:: Page extract ::

The above code adds a single plot to the figure fig with the help of add_subplot() method. The output we get is a blank plot with axes ranging from 0 to 1 as shown above. In Python matplotlib, we can customize the plot using a few more built-in methods. Let us add the title, X-axis label, Y-axis label, and set limit range on both axes. This is illustrated in the below code snippet.

""" Example 2 """
fig = plt.figure()

# Creating subplot/axes
ax = fig.add_subplot(111)

# Setting axes/plot title
ax.set_title('An Axes Title')

# Setting X-axis and Y-axis limits
ax.set_xlim([0.5, 4.5])
ax.set_ylim([-3, 7])

# Setting X-axis and Y-axis labels
ax.set_ylabel('Y-Axis Label')
ax.set_xlabel('X-Axis Label')

# Showing the plot

Figure 2

Python Matplotlib's objects typically have lots of explicit setters, i.e. methods that start with set_<something> and control a particular option. Setting each option using explicit setters becomes repetitive, and hence we can set all required parameters directly on the axes using the set method as illustrated below:

""" Example 2 using the set method """
fig = plt.figure()

# Creating subplot/axes
ax = fig.add_subplot(111)

# Setting title and axes properties
ax.set(title='An Axes Title', xlim=[0.5, 4.5], ylim=[-3, 7], ylabel='Y-Axis Label', xlabel='X-Axis Label')

The set method does not apply to Axes; it applies to more-or-less all Python matplotlib objects.

:::
:: Stored records ::

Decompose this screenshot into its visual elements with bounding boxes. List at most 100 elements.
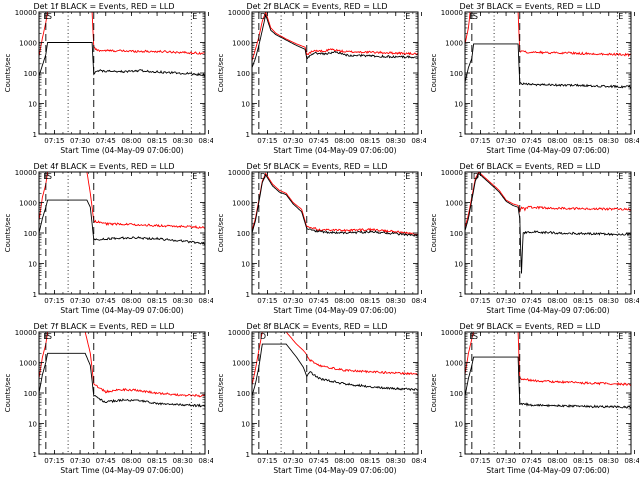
y-tick-label: 100	[24, 70, 37, 78]
plot-frame	[464, 11, 632, 135]
x-tick-label: 08:15	[360, 137, 380, 145]
series-line-events	[252, 343, 418, 397]
marker-label: D	[260, 332, 266, 341]
detector-panel-3: Det 3f BLACK = Events, RED = LLD E S E 1 10 10…	[426, 0, 639, 160]
y-tick-label: 1	[459, 451, 463, 459]
series-line-events	[39, 42, 205, 77]
x-tick-label: 08:00	[334, 297, 354, 305]
x-tick-label: 08:30	[386, 297, 406, 305]
plot-frame	[38, 171, 206, 295]
y-tick-label: 10000	[441, 329, 463, 337]
y-tick-label: 10	[28, 261, 37, 269]
x-tick-label: 08:00	[334, 137, 354, 145]
plot-frame	[38, 331, 206, 455]
y-axis-label: Counts/sec	[4, 214, 12, 253]
y-tick-label: 10	[241, 261, 250, 269]
x-tick-label: 08:15	[573, 137, 593, 145]
y-tick-label: 100	[237, 390, 250, 398]
y-axis-label: Counts/sec	[430, 214, 438, 253]
plot-frame	[251, 331, 419, 455]
x-tick-label: 08:45	[624, 297, 639, 305]
chart-title: Det 8f BLACK = Events, RED = LLD	[246, 322, 387, 331]
y-tick-label: 1	[246, 451, 250, 459]
y-tick-label: 1000	[19, 200, 37, 208]
chart-title: Det 2f BLACK = Events, RED = LLD	[246, 2, 387, 11]
y-axis-label: Counts/sec	[217, 374, 225, 413]
marker-label: S	[47, 12, 52, 21]
series-line-lld	[465, 12, 631, 58]
marker-label: S	[47, 172, 52, 181]
plot-frame	[251, 11, 419, 135]
x-tick-label: 07:45	[96, 457, 116, 465]
chart-title: Det 3f BLACK = Events, RED = LLD	[459, 2, 600, 11]
marker-label: S	[473, 12, 478, 21]
x-tick-label: 08:00	[547, 137, 567, 145]
detector-panel-4: Det 4f BLACK = Events, RED = LLD E S E 1 10 10…	[0, 160, 213, 320]
marker-label: E	[192, 172, 197, 181]
series-line-events	[252, 13, 418, 68]
chart-title: Det 5f BLACK = Events, RED = LLD	[246, 162, 387, 171]
x-tick-label: 07:15	[44, 297, 64, 305]
marker-label: E	[43, 172, 48, 181]
x-tick-label: 08:30	[173, 137, 193, 145]
x-tick-label: 08:30	[386, 457, 406, 465]
x-tick-label: 07:30	[70, 297, 90, 305]
x-tick-label: 07:30	[496, 457, 516, 465]
marker-label: E	[43, 12, 48, 21]
marker-label: D	[473, 172, 479, 181]
y-tick-label: 10000	[441, 9, 463, 17]
y-tick-label: 100	[450, 230, 463, 238]
y-tick-label: 1	[33, 291, 37, 299]
x-tick-label: 07:45	[309, 297, 329, 305]
y-axis-label: Counts/sec	[430, 54, 438, 93]
y-axis-label: Counts/sec	[217, 54, 225, 93]
detector-panel-8: Det 8f BLACK = Events, RED = LLD D E 1 10 100…	[213, 320, 426, 480]
series-line-lld	[465, 172, 631, 228]
x-tick-label: 08:15	[147, 457, 167, 465]
marker-label: D	[260, 172, 266, 181]
detector-panel-9: Det 9f BLACK = Events, RED = LLD E S E 1 10 10…	[426, 320, 639, 480]
chart-title: Det 4f BLACK = Events, RED = LLD	[33, 162, 174, 171]
x-tick-label: 08:15	[147, 297, 167, 305]
x-tick-label: 08:30	[173, 457, 193, 465]
marker-label: S	[47, 332, 52, 341]
x-axis-label: Start Time (04-May-09 07:06:00)	[486, 306, 609, 315]
x-tick-label: 07:45	[309, 457, 329, 465]
detector-panel-5: Det 5f BLACK = Events, RED = LLD D E 1 10 100…	[213, 160, 426, 320]
y-tick-label: 10	[28, 101, 37, 109]
y-tick-label: 1000	[445, 360, 463, 368]
x-tick-label: 08:30	[599, 137, 619, 145]
x-tick-label: 07:30	[70, 457, 90, 465]
x-tick-label: 08:45	[624, 137, 639, 145]
detector-panel-1: Det 1f BLACK = Events, RED = LLD E S E 1 10 10…	[0, 0, 213, 160]
y-tick-label: 1	[459, 291, 463, 299]
y-axis-label: Counts/sec	[217, 214, 225, 253]
marker-label: E	[405, 172, 410, 181]
x-tick-label: 07:30	[496, 137, 516, 145]
x-tick-label: 08:30	[599, 457, 619, 465]
series-line-lld	[39, 332, 205, 398]
y-tick-label: 1	[33, 451, 37, 459]
marker-label: E	[192, 332, 197, 341]
x-tick-label: 07:45	[309, 137, 329, 145]
x-tick-label: 07:30	[283, 457, 303, 465]
x-axis-label: Start Time (04-May-09 07:06:00)	[273, 466, 396, 475]
y-tick-label: 100	[237, 230, 250, 238]
x-tick-label: 07:15	[257, 137, 277, 145]
y-tick-label: 1	[246, 291, 250, 299]
x-tick-label: 08:45	[411, 457, 426, 465]
series-line-events	[252, 174, 418, 237]
series-line-lld	[39, 172, 205, 229]
x-tick-label: 07:15	[44, 457, 64, 465]
x-tick-label: 07:45	[96, 137, 116, 145]
x-tick-label: 08:45	[624, 457, 639, 465]
chart-title: Det 7f BLACK = Events, RED = LLD	[33, 322, 174, 331]
y-tick-label: 10000	[15, 329, 37, 337]
x-tick-label: 07:45	[522, 137, 542, 145]
marker-label: S	[473, 332, 478, 341]
x-axis-label: Start Time (04-May-09 07:06:00)	[273, 306, 396, 315]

:::

> [Exercises to complete]
1. In the matplotlib excerpt, which method adds a single plot to the figure fig?
2. Output part of the listing as a Markdown table with the columns n and Line, numbering each row and omitting blank lines. Begin at the listing line that contains "70, 37, 78]", and stop after the one that contains "200, 37, 208]".
The matplotlib excerpt and the listing are not connected to each other.

> [Exercise solutions]
1. The add_subplot() method.

2.
| n | Line |
|---|---|
| 1 | y-tick-label: 100	[24, 70, 37, 78] |
| 2 | plot-frame	[464, 11, 632, 135] |
| 3 | x-tick-label: 08:15	[360, 137, 380, 145] |
| 4 | series-line-events	[252, 343, 418, 397] |
| 5 | marker-label: D	[260, 332, 266, 341] |
| 6 | detector-panel-3: Det 3f BLACK = Events, RED = LLD E S E 1 10 10…	[426, 0, 639, 160] |
| 7 | y-tick-label: 1	[459, 451, 463, 459] |
| 8 | series-line-events	[39, 42, 205, 77] |
| 9 | x-tick-label: 08:00	[334, 297, 354, 305] |
| 10 | x-tick-label: 08:30	[386, 297, 406, 305] |
| 11 | plot-frame	[38, 171, 206, 295] |
| 12 | y-tick-label: 10000	[441, 329, 463, 337] |
| 13 | y-tick-label: 10	[28, 261, 37, 269] |
| 14 | x-tick-label: 08:00	[334, 137, 354, 145] |
| 15 | plot-frame	[38, 331, 206, 455] |
| 16 | y-axis-label: Counts/sec	[4, 214, 12, 253] |
| 17 | y-tick-label: 10	[241, 261, 250, 269] |
| 18 | x-tick-label: 08:15	[573, 137, 593, 145] |
| 19 | y-tick-label: 100	[237, 390, 250, 398] |
| 20 | y-axis-label: Counts/sec	[430, 214, 438, 253] |
| 21 | plot-frame	[251, 331, 419, 455] |
| 22 | x-tick-label: 08:45	[624, 297, 639, 305] |
| 23 | chart-title: Det 8f BLACK = Events, RED = LLD	[246, 322, 387, 331] |
| 24 | y-tick-label: 1	[246, 451, 250, 459] |
| 25 | y-tick-label: 1000	[19, 200, 37, 208] |